- _EXERCISE DIRECTIONS_: Reproduce the data below in full and exclude every picture.

^^^^^^^^^^^^^^^^

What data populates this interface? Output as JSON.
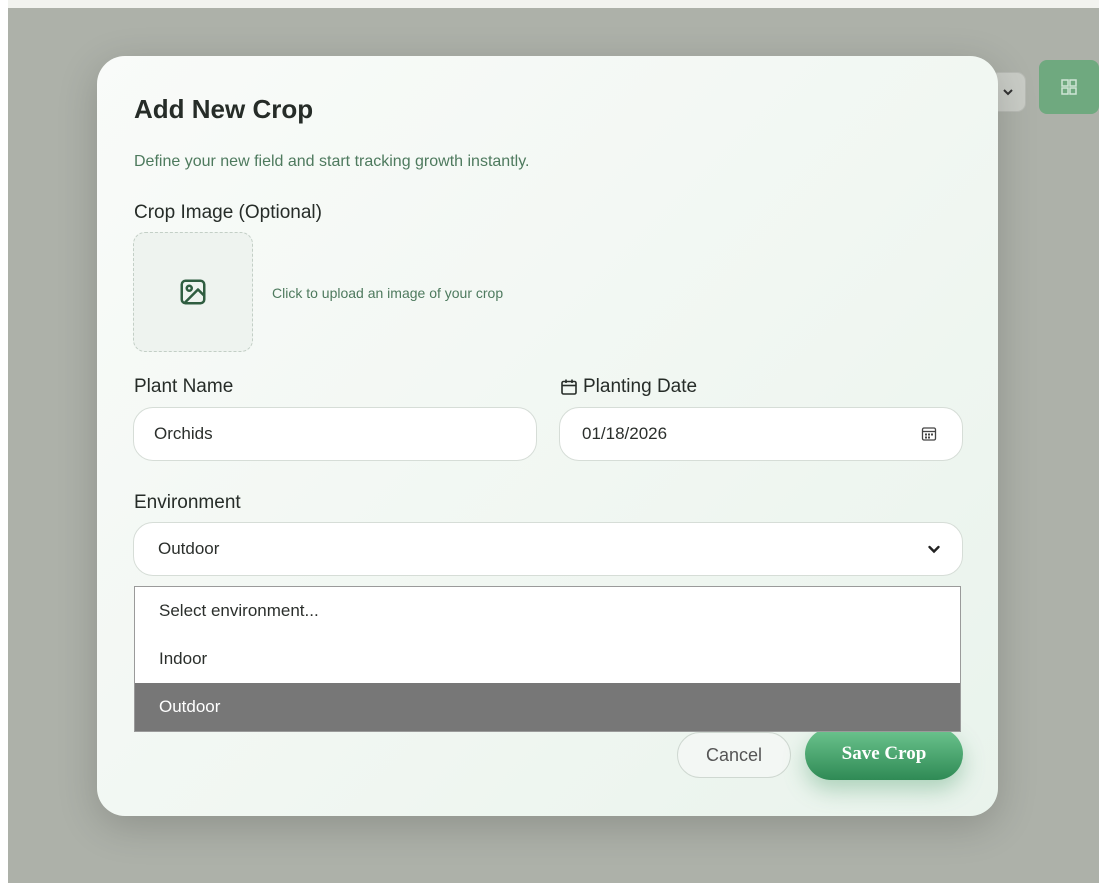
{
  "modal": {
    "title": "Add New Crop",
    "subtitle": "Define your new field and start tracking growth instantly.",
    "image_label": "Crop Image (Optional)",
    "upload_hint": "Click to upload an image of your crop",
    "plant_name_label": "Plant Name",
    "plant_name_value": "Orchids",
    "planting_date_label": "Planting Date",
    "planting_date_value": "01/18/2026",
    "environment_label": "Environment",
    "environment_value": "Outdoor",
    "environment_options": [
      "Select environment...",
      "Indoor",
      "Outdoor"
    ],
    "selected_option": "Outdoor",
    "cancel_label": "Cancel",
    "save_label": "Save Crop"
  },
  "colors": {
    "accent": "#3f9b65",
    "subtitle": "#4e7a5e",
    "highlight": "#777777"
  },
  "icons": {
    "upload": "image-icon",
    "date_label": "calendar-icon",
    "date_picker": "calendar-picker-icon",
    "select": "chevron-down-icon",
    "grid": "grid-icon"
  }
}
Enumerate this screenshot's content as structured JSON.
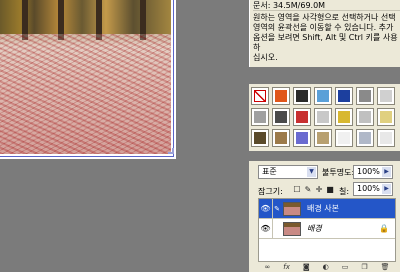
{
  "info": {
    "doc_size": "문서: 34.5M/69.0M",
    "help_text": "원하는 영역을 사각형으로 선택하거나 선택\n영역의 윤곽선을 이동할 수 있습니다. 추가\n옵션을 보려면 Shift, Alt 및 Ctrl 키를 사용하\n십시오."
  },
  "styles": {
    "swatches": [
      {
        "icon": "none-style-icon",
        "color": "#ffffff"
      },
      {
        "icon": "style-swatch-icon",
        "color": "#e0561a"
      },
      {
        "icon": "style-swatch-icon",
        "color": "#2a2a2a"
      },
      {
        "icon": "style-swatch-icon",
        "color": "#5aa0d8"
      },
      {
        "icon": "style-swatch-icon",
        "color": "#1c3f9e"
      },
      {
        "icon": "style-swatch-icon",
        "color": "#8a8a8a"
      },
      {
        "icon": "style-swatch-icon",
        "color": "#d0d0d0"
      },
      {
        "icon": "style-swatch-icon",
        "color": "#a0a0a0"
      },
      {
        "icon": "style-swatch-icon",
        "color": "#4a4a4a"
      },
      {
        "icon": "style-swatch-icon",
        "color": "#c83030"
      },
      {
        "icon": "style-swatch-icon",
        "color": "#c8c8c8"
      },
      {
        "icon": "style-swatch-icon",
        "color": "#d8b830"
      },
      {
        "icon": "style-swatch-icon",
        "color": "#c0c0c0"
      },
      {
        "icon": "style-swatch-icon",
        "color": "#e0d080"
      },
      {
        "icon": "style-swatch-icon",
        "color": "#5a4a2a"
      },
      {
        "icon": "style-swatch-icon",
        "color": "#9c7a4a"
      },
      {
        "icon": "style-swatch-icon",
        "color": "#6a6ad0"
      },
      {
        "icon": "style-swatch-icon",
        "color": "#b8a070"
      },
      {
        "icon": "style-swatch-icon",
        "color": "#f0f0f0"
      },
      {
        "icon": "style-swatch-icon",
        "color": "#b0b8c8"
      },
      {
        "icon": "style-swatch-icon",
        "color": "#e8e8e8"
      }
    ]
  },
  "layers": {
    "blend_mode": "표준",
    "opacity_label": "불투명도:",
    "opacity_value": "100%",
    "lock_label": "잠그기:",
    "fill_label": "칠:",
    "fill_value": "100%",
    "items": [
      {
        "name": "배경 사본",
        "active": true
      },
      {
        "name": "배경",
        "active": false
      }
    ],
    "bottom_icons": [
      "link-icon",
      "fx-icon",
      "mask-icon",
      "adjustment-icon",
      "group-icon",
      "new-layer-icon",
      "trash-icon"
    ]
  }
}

^^^^^^^^^^^^^^^^

- _TASK RESULT_:
What data populates this interface? Output as JSON.
{
  "modal": {
    "title": "Add New Crop",
    "subtitle": "Define your new field and start tracking growth instantly.",
    "image_label": "Crop Image (Optional)",
    "upload_hint": "Click to upload an image of your crop",
    "plant_name_label": "Plant Name",
    "plant_name_value": "Orchids",
    "planting_date_label": "Planting Date",
    "planting_date_value": "01/18/2026",
    "environment_label": "Environment",
    "environment_value": "Outdoor",
    "environment_options": [
      "Select environment...",
      "Indoor",
      "Outdoor"
    ],
    "selected_option": "Outdoor",
    "cancel_label": "Cancel",
    "save_label": "Save Crop"
  },
  "colors": {
    "accent": "#3f9b65",
    "subtitle": "#4e7a5e",
    "highlight": "#777777"
  },
  "icons": {
    "upload": "image-icon",
    "date_label": "calendar-icon",
    "date_picker": "calendar-picker-icon",
    "select": "chevron-down-icon",
    "grid": "grid-icon"
  }
}
Enumerate this screenshot's content as structured JSON.
{
  "info": {
    "doc_size": "문서: 34.5M/69.0M",
    "help_text": "원하는 영역을 사각형으로 선택하거나 선택\n영역의 윤곽선을 이동할 수 있습니다. 추가\n옵션을 보려면 Shift, Alt 및 Ctrl 키를 사용하\n십시오."
  },
  "styles": {
    "swatches": [
      {
        "icon": "none-style-icon",
        "color": "#ffffff"
      },
      {
        "icon": "style-swatch-icon",
        "color": "#e0561a"
      },
      {
        "icon": "style-swatch-icon",
        "color": "#2a2a2a"
      },
      {
        "icon": "style-swatch-icon",
        "color": "#5aa0d8"
      },
      {
        "icon": "style-swatch-icon",
        "color": "#1c3f9e"
      },
      {
        "icon": "style-swatch-icon",
        "color": "#8a8a8a"
      },
      {
        "icon": "style-swatch-icon",
        "color": "#d0d0d0"
      },
      {
        "icon": "style-swatch-icon",
        "color": "#a0a0a0"
      },
      {
        "icon": "style-swatch-icon",
        "color": "#4a4a4a"
      },
      {
        "icon": "style-swatch-icon",
        "color": "#c83030"
      },
      {
        "icon": "style-swatch-icon",
        "color": "#c8c8c8"
      },
      {
        "icon": "style-swatch-icon",
        "color": "#d8b830"
      },
      {
        "icon": "style-swatch-icon",
        "color": "#c0c0c0"
      },
      {
        "icon": "style-swatch-icon",
        "color": "#e0d080"
      },
      {
        "icon": "style-swatch-icon",
        "color": "#5a4a2a"
      },
      {
        "icon": "style-swatch-icon",
        "color": "#9c7a4a"
      },
      {
        "icon": "style-swatch-icon",
        "color": "#6a6ad0"
      },
      {
        "icon": "style-swatch-icon",
        "color": "#b8a070"
      },
      {
        "icon": "style-swatch-icon",
        "color": "#f0f0f0"
      },
      {
        "icon": "style-swatch-icon",
        "color": "#b0b8c8"
      },
      {
        "icon": "style-swatch-icon",
        "color": "#e8e8e8"
      }
    ]
  },
  "layers": {
    "blend_mode": "표준",
    "opacity_label": "불투명도:",
    "opacity_value": "100%",
    "lock_label": "잠그기:",
    "fill_label": "칠:",
    "fill_value": "100%",
    "items": [
      {
        "name": "배경 사본",
        "active": true
      },
      {
        "name": "배경",
        "active": false
      }
    ],
    "bottom_icons": [
      "link-icon",
      "fx-icon",
      "mask-icon",
      "adjustment-icon",
      "group-icon",
      "new-layer-icon",
      "trash-icon"
    ]
  }
}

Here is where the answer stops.